§ GOAL
Write out the whole listing, matching it exactly.

+ + + +

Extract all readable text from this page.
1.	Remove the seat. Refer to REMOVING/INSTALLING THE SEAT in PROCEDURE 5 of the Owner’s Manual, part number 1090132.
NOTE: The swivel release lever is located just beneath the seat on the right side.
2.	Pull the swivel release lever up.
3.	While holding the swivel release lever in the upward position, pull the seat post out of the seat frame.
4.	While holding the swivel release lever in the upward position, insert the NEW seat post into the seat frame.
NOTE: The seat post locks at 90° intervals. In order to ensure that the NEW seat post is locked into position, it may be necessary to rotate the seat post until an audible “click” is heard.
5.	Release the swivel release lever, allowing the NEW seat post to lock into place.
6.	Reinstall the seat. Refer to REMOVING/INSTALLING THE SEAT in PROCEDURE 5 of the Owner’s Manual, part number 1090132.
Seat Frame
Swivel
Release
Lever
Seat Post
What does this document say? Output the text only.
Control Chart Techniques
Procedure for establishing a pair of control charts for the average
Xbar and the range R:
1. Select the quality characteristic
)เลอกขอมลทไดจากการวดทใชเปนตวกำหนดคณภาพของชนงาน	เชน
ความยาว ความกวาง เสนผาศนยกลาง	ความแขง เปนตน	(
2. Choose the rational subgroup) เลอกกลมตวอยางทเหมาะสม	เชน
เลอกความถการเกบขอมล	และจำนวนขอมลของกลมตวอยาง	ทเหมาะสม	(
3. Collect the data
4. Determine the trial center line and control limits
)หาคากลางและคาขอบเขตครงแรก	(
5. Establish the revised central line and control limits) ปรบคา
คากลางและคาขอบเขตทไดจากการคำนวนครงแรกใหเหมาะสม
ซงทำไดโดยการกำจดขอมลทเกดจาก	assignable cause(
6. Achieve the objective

+ + + +

§ RESULT FOR THIS EXERCISE
Extract all readable text from this page.
1.	Remove the seat. Refer to REMOVING/INSTALLING THE SEAT in PROCEDURE 5 of the Owner’s Manual, part number 1090132.
NOTE: The swivel release lever is located just beneath the seat on the right side.
2.	Pull the swivel release lever up.
3.	While holding the swivel release lever in the upward position, pull the seat post out of the seat frame.
4.	While holding the swivel release lever in the upward position, insert the NEW seat post into the seat frame.
NOTE: The seat post locks at 90° intervals. In order to ensure that the NEW seat post is locked into position, it may be necessary to rotate the seat post until an audible “click” is heard.
5.	Release the swivel release lever, allowing the NEW seat post to lock into place.
6.	Reinstall the seat. Refer to REMOVING/INSTALLING THE SEAT in PROCEDURE 5 of the Owner’s Manual, part number 1090132.
Seat Frame
Swivel
Release
Lever
Seat Post
What does this document say? Output the text only.
Control Chart Techniques
Procedure for establishing a pair of control charts for the average
Xbar and the range R:
1. Select the quality characteristic
)เลอกขอมลทไดจากการวดทใชเปนตวกำหนดคณภาพของชนงาน	เชน
ความยาว ความกวาง เสนผาศนยกลาง	ความแขง เปนตน	(
2. Choose the rational subgroup) เลอกกลมตวอยางทเหมาะสม	เชน
เลอกความถการเกบขอมล	และจำนวนขอมลของกลมตวอยาง	ทเหมาะสม	(
3. Collect the data
4. Determine the trial center line and control limits
)หาคากลางและคาขอบเขตครงแรก	(
5. Establish the revised central line and control limits) ปรบคา
คากลางและคาขอบเขตทไดจากการคำนวนครงแรกใหเหมาะสม
ซงทำไดโดยการกำจดขอมลทเกดจาก	assignable cause(
6. Achieve the objective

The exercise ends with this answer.